Copy out each line of the listing that has the word "phase" in it.

═════ Data section

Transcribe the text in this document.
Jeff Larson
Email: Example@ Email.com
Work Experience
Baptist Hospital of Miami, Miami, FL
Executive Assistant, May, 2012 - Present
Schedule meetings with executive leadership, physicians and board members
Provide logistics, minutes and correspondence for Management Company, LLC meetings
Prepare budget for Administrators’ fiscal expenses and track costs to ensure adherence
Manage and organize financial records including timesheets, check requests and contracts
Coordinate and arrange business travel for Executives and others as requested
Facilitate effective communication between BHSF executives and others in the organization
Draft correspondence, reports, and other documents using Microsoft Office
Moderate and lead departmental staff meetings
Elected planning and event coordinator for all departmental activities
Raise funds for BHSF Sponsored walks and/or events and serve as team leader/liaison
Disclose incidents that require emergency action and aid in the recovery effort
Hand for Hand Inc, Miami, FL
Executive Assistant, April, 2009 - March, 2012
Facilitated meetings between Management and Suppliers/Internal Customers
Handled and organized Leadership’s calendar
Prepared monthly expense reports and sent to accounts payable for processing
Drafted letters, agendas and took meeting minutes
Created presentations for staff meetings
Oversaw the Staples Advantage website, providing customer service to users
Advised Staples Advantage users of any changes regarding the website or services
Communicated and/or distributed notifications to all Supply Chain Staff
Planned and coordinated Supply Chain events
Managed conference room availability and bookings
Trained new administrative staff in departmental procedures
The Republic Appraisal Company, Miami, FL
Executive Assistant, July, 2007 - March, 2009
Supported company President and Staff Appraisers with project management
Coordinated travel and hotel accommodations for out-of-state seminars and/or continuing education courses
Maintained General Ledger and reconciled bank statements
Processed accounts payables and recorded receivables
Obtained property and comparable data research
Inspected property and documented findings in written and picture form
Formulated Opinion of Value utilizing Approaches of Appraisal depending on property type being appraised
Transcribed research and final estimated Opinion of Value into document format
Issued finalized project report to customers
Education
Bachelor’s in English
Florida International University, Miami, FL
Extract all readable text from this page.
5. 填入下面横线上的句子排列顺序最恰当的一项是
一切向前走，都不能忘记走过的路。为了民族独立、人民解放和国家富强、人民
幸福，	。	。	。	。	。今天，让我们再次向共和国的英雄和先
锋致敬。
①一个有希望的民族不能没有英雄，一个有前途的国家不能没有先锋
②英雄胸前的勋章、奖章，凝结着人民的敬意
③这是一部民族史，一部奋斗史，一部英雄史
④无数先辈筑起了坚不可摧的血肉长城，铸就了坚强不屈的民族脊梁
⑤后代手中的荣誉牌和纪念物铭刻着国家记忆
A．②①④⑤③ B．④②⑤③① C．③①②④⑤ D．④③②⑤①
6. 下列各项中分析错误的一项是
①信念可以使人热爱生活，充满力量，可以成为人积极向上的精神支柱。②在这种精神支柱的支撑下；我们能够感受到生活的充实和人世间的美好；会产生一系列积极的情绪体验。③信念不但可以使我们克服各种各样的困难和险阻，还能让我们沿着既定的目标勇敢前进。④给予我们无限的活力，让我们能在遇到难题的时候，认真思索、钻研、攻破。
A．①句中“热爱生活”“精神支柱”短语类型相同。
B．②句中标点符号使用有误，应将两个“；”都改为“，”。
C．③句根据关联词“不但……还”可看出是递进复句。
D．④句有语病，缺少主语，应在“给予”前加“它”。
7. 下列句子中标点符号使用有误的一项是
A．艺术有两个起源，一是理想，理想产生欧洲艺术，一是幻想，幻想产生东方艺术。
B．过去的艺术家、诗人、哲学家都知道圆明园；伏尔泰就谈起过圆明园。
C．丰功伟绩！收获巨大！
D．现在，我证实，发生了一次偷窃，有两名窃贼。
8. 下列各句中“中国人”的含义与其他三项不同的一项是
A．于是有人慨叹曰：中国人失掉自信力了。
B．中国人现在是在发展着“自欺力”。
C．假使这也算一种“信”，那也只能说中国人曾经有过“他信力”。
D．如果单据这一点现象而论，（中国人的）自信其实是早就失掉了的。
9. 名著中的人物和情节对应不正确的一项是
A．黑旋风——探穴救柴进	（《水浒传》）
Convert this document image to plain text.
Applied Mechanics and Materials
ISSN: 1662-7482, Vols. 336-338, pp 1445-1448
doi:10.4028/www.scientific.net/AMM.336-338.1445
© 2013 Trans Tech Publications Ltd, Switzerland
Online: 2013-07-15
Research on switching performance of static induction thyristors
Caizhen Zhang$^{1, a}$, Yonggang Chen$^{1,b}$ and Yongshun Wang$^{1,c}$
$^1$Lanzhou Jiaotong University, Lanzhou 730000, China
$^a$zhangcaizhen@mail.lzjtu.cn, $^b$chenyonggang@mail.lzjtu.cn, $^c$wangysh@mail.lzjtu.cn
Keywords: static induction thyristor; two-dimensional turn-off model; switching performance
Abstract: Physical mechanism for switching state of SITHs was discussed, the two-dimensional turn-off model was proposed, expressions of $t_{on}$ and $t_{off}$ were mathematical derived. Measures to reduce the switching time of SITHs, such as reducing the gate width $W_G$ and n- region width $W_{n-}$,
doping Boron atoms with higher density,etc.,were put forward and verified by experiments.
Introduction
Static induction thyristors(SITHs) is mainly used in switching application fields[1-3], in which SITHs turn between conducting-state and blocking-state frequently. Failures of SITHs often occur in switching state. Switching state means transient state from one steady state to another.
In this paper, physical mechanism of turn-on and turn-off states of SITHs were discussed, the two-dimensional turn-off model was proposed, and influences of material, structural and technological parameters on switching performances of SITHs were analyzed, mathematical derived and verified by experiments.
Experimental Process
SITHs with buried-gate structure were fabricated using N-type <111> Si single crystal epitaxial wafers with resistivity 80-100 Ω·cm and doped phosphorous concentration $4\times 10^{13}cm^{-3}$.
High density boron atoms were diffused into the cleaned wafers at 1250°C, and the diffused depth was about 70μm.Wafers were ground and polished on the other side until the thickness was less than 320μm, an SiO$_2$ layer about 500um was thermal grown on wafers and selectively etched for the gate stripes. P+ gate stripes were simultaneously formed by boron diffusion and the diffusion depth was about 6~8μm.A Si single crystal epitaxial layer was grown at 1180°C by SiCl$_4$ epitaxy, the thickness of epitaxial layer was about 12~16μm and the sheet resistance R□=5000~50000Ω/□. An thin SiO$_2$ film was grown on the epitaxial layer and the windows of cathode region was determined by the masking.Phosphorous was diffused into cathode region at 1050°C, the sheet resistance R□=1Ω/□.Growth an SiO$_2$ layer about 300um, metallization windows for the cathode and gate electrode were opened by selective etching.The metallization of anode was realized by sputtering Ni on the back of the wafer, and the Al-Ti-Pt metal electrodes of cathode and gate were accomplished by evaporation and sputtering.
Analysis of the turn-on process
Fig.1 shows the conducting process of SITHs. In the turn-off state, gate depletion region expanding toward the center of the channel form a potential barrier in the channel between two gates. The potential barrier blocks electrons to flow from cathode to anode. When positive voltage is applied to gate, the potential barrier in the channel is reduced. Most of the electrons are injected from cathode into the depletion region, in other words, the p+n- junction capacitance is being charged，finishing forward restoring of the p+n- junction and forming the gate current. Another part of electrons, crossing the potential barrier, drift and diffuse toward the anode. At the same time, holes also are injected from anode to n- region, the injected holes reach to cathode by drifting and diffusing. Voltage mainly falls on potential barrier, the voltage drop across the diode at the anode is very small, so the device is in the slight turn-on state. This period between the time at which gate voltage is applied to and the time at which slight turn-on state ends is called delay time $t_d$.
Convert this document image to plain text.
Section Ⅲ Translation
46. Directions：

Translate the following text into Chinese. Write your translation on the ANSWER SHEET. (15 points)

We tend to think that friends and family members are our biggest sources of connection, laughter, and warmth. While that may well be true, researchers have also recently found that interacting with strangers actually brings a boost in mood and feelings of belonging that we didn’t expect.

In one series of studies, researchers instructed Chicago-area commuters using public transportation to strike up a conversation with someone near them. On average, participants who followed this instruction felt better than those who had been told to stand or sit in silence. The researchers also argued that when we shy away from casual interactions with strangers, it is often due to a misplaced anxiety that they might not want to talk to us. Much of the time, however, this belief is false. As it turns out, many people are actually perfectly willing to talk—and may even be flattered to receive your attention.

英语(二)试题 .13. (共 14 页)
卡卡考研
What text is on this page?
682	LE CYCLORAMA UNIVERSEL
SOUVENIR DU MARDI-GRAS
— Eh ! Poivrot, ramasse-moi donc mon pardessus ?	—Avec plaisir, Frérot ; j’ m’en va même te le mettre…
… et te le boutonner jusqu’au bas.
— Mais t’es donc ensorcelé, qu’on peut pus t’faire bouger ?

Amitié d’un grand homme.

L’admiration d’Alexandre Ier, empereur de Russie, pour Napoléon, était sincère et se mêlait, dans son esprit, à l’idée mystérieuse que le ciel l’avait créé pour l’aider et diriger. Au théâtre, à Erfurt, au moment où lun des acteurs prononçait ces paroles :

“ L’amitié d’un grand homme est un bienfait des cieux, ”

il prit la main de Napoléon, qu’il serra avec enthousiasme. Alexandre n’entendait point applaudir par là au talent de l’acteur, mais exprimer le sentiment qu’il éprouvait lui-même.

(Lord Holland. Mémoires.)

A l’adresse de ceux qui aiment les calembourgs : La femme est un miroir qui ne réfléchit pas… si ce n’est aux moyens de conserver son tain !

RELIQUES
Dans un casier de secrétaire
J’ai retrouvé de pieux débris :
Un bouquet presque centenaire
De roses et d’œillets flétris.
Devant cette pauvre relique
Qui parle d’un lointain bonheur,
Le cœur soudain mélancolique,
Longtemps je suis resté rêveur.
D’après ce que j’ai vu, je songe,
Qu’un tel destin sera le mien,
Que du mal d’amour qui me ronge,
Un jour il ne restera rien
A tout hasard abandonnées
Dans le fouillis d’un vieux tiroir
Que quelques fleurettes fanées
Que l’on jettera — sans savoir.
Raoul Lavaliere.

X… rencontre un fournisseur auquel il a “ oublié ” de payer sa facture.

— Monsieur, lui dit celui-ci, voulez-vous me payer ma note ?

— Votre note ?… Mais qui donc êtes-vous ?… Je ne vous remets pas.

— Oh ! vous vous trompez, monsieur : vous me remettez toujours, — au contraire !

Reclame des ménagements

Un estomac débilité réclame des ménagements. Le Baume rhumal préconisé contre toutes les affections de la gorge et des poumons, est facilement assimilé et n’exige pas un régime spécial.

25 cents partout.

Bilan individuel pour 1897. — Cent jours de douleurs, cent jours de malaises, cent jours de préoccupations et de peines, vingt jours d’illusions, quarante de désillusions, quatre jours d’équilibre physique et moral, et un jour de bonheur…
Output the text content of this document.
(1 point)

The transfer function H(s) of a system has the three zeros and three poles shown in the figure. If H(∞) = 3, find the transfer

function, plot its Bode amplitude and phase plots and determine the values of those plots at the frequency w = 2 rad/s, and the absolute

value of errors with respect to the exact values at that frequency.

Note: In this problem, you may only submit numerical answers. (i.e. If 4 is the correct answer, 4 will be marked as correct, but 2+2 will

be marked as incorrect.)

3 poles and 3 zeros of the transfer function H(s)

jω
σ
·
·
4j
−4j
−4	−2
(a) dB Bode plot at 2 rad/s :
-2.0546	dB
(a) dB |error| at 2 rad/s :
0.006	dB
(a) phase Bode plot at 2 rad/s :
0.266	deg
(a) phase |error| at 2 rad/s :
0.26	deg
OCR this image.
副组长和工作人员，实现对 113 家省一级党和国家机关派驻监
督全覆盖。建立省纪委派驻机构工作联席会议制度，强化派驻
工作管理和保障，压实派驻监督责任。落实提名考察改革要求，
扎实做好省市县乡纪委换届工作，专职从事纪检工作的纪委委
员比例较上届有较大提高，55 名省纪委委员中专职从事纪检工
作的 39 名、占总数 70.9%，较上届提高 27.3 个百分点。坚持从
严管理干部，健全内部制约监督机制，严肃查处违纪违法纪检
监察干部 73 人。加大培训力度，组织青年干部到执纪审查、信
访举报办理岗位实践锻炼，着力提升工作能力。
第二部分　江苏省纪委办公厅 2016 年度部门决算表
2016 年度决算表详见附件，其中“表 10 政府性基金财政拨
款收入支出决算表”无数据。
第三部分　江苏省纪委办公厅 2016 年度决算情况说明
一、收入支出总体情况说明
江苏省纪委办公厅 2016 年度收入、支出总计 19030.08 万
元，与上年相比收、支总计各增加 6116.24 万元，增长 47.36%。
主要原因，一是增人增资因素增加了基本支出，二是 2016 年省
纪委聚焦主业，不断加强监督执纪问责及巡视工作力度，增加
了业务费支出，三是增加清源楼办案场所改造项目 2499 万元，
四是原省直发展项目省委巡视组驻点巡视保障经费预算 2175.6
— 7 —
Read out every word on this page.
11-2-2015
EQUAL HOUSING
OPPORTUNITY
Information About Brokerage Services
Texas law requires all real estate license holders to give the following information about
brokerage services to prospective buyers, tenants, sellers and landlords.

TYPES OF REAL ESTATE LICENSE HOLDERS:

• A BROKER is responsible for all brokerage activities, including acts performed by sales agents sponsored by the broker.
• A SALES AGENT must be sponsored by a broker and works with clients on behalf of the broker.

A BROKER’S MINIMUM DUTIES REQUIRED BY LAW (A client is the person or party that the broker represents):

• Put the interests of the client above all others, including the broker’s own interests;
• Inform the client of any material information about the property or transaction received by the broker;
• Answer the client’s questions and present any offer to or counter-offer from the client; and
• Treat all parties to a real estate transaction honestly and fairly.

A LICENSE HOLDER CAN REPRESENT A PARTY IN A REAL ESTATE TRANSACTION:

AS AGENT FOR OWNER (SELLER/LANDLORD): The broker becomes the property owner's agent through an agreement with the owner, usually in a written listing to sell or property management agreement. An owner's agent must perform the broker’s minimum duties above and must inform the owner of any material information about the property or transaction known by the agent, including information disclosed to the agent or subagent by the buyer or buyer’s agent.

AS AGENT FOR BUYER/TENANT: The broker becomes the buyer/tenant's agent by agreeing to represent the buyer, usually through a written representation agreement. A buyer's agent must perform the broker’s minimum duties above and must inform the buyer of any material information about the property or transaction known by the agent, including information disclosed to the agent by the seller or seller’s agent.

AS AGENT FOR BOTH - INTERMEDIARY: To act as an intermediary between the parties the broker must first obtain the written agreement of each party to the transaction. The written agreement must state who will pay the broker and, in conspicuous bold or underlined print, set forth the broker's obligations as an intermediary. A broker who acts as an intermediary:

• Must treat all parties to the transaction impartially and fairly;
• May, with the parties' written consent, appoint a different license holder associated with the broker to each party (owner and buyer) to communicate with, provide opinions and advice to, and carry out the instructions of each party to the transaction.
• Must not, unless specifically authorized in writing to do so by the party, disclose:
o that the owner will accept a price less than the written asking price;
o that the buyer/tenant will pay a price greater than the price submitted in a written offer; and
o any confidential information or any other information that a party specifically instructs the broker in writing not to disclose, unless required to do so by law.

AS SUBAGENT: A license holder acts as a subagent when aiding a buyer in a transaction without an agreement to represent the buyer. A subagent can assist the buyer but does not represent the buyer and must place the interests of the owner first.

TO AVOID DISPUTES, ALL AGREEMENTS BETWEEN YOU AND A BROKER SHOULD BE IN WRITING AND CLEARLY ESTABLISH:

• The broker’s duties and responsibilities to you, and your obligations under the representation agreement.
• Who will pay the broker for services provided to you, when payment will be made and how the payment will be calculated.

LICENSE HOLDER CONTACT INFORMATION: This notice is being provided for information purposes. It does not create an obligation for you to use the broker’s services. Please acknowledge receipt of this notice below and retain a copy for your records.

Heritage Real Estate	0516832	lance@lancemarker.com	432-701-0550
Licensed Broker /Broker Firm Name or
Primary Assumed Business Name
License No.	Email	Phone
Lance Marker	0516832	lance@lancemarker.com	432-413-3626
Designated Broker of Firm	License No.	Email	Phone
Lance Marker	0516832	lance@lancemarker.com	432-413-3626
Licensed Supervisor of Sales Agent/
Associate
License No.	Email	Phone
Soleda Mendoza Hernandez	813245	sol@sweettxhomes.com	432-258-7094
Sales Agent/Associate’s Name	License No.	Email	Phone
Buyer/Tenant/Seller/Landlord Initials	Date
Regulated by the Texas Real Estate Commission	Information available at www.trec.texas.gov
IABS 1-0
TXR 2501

══════════

> _Result_:
function, plot its Bode amplitude and phase plots and determine the values of those plots at the frequency w = 2 rad/s, and the absolute
(a) phase Bode plot at 2 rad/s :
(a) phase |error| at 2 rad/s :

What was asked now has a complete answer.